*TO DO*: Copy the records that follow exactly as written, but not their pictures.

[Data records]
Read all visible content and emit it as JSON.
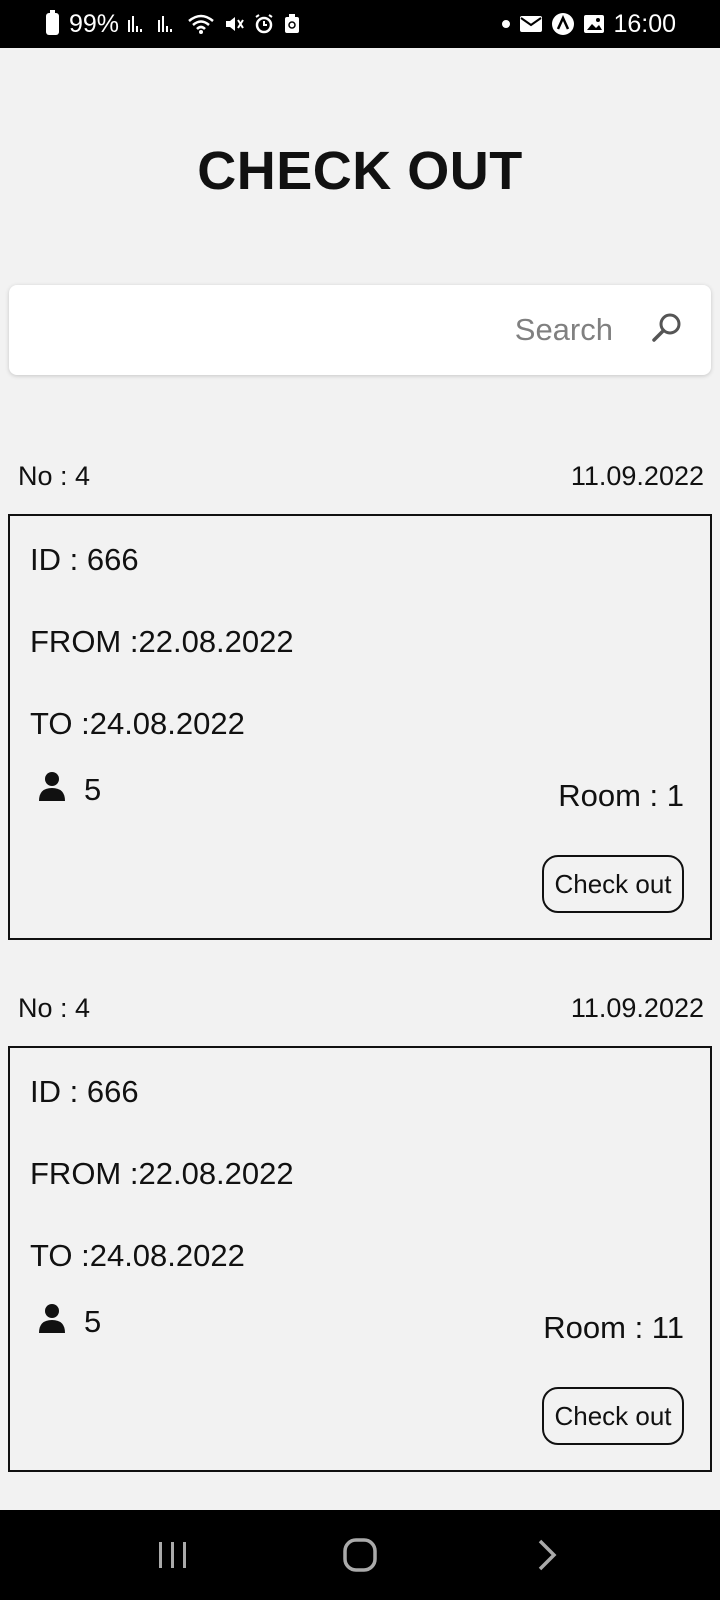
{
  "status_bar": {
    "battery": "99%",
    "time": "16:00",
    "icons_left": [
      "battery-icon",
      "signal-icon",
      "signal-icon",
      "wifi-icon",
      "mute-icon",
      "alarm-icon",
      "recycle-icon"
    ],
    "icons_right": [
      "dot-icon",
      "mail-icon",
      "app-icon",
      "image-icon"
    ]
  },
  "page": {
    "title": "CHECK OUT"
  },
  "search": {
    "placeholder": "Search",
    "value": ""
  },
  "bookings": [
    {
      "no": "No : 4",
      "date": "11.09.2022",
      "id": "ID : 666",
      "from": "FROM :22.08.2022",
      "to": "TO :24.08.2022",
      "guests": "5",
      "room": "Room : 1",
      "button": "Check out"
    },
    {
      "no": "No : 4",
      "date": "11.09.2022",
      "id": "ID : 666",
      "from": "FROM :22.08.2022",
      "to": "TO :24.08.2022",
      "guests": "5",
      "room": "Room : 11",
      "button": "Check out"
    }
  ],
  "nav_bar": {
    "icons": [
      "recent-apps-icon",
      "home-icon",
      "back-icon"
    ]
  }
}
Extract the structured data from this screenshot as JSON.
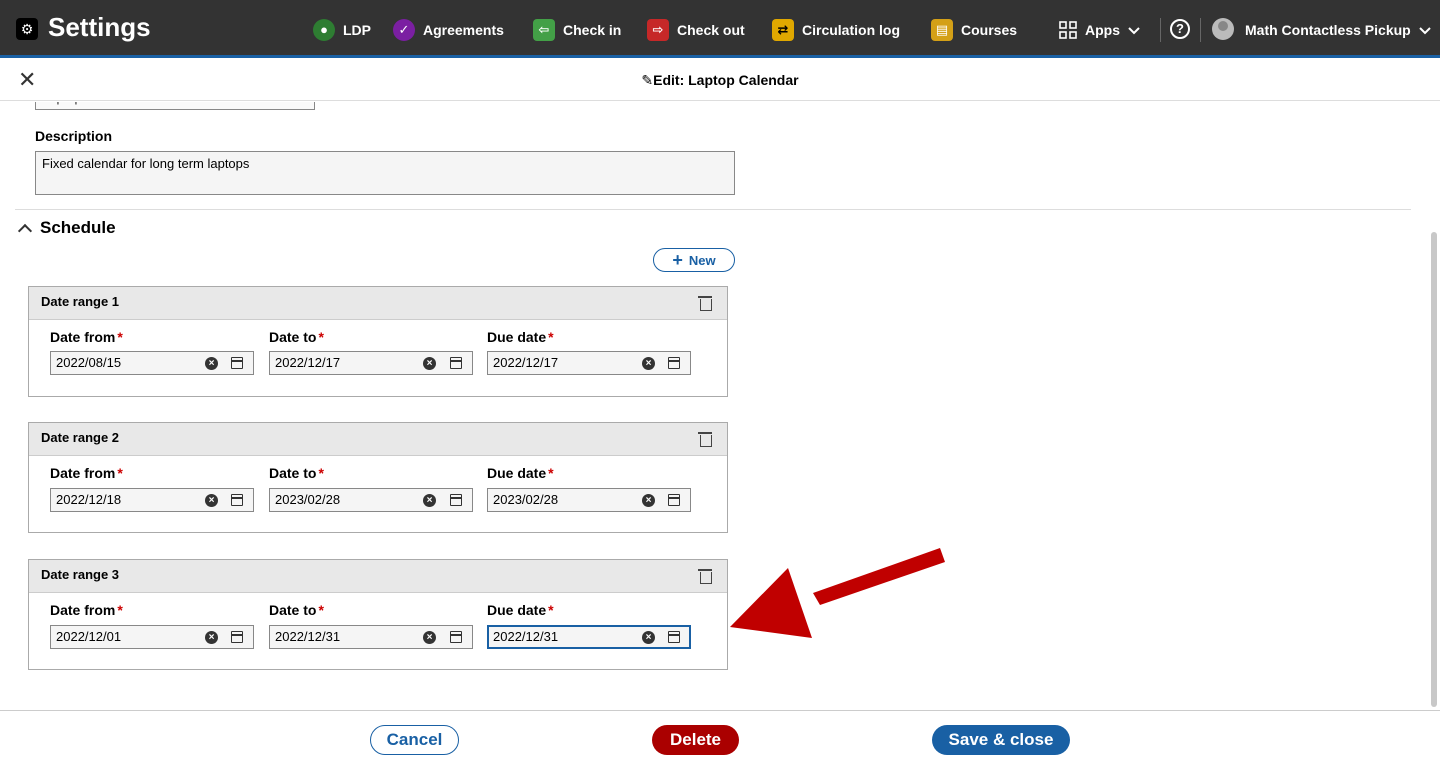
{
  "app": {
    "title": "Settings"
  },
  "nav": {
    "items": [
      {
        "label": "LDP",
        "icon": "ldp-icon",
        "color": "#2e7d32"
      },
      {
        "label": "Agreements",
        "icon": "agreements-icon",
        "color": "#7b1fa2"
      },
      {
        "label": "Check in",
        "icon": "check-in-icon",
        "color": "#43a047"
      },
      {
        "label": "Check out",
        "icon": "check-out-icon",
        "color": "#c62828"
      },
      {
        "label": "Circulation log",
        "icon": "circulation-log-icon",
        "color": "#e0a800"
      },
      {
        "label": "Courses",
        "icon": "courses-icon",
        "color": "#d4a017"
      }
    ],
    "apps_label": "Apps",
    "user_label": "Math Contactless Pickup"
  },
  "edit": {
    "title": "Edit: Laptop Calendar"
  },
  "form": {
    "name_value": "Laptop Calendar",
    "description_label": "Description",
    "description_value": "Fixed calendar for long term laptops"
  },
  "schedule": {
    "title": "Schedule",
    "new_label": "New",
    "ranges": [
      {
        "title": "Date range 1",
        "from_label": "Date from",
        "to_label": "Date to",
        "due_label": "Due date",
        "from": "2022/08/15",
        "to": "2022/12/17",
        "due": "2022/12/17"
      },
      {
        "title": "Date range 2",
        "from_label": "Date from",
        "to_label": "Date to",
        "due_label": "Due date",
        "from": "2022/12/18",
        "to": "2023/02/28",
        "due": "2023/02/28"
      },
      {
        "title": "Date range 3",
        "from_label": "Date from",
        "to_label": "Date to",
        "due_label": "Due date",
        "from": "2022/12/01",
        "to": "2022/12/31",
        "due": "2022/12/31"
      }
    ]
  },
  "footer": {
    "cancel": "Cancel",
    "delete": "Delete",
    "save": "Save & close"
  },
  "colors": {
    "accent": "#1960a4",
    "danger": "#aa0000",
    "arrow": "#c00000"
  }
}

*THE COMPLETED TASK*:
Read all visible content and emit it as JSON.
{
  "status_bar": {
    "battery": "99%",
    "time": "16:00",
    "icons_left": [
      "battery-icon",
      "signal-icon",
      "signal-icon",
      "wifi-icon",
      "mute-icon",
      "alarm-icon",
      "recycle-icon"
    ],
    "icons_right": [
      "dot-icon",
      "mail-icon",
      "app-icon",
      "image-icon"
    ]
  },
  "page": {
    "title": "CHECK OUT"
  },
  "search": {
    "placeholder": "Search",
    "value": ""
  },
  "bookings": [
    {
      "no": "No : 4",
      "date": "11.09.2022",
      "id": "ID : 666",
      "from": "FROM :22.08.2022",
      "to": "TO :24.08.2022",
      "guests": "5",
      "room": "Room : 1",
      "button": "Check out"
    },
    {
      "no": "No : 4",
      "date": "11.09.2022",
      "id": "ID : 666",
      "from": "FROM :22.08.2022",
      "to": "TO :24.08.2022",
      "guests": "5",
      "room": "Room : 11",
      "button": "Check out"
    }
  ],
  "nav_bar": {
    "icons": [
      "recent-apps-icon",
      "home-icon",
      "back-icon"
    ]
  }
}
Extract the structured data from this screenshot as JSON.
{
  "app": {
    "title": "Settings"
  },
  "nav": {
    "items": [
      {
        "label": "LDP",
        "icon": "ldp-icon",
        "color": "#2e7d32"
      },
      {
        "label": "Agreements",
        "icon": "agreements-icon",
        "color": "#7b1fa2"
      },
      {
        "label": "Check in",
        "icon": "check-in-icon",
        "color": "#43a047"
      },
      {
        "label": "Check out",
        "icon": "check-out-icon",
        "color": "#c62828"
      },
      {
        "label": "Circulation log",
        "icon": "circulation-log-icon",
        "color": "#e0a800"
      },
      {
        "label": "Courses",
        "icon": "courses-icon",
        "color": "#d4a017"
      }
    ],
    "apps_label": "Apps",
    "user_label": "Math Contactless Pickup"
  },
  "edit": {
    "title": "Edit: Laptop Calendar"
  },
  "form": {
    "name_value": "Laptop Calendar",
    "description_label": "Description",
    "description_value": "Fixed calendar for long term laptops"
  },
  "schedule": {
    "title": "Schedule",
    "new_label": "New",
    "ranges": [
      {
        "title": "Date range 1",
        "from_label": "Date from",
        "to_label": "Date to",
        "due_label": "Due date",
        "from": "2022/08/15",
        "to": "2022/12/17",
        "due": "2022/12/17"
      },
      {
        "title": "Date range 2",
        "from_label": "Date from",
        "to_label": "Date to",
        "due_label": "Due date",
        "from": "2022/12/18",
        "to": "2023/02/28",
        "due": "2023/02/28"
      },
      {
        "title": "Date range 3",
        "from_label": "Date from",
        "to_label": "Date to",
        "due_label": "Due date",
        "from": "2022/12/01",
        "to": "2022/12/31",
        "due": "2022/12/31"
      }
    ]
  },
  "footer": {
    "cancel": "Cancel",
    "delete": "Delete",
    "save": "Save & close"
  },
  "colors": {
    "accent": "#1960a4",
    "danger": "#aa0000",
    "arrow": "#c00000"
  }
}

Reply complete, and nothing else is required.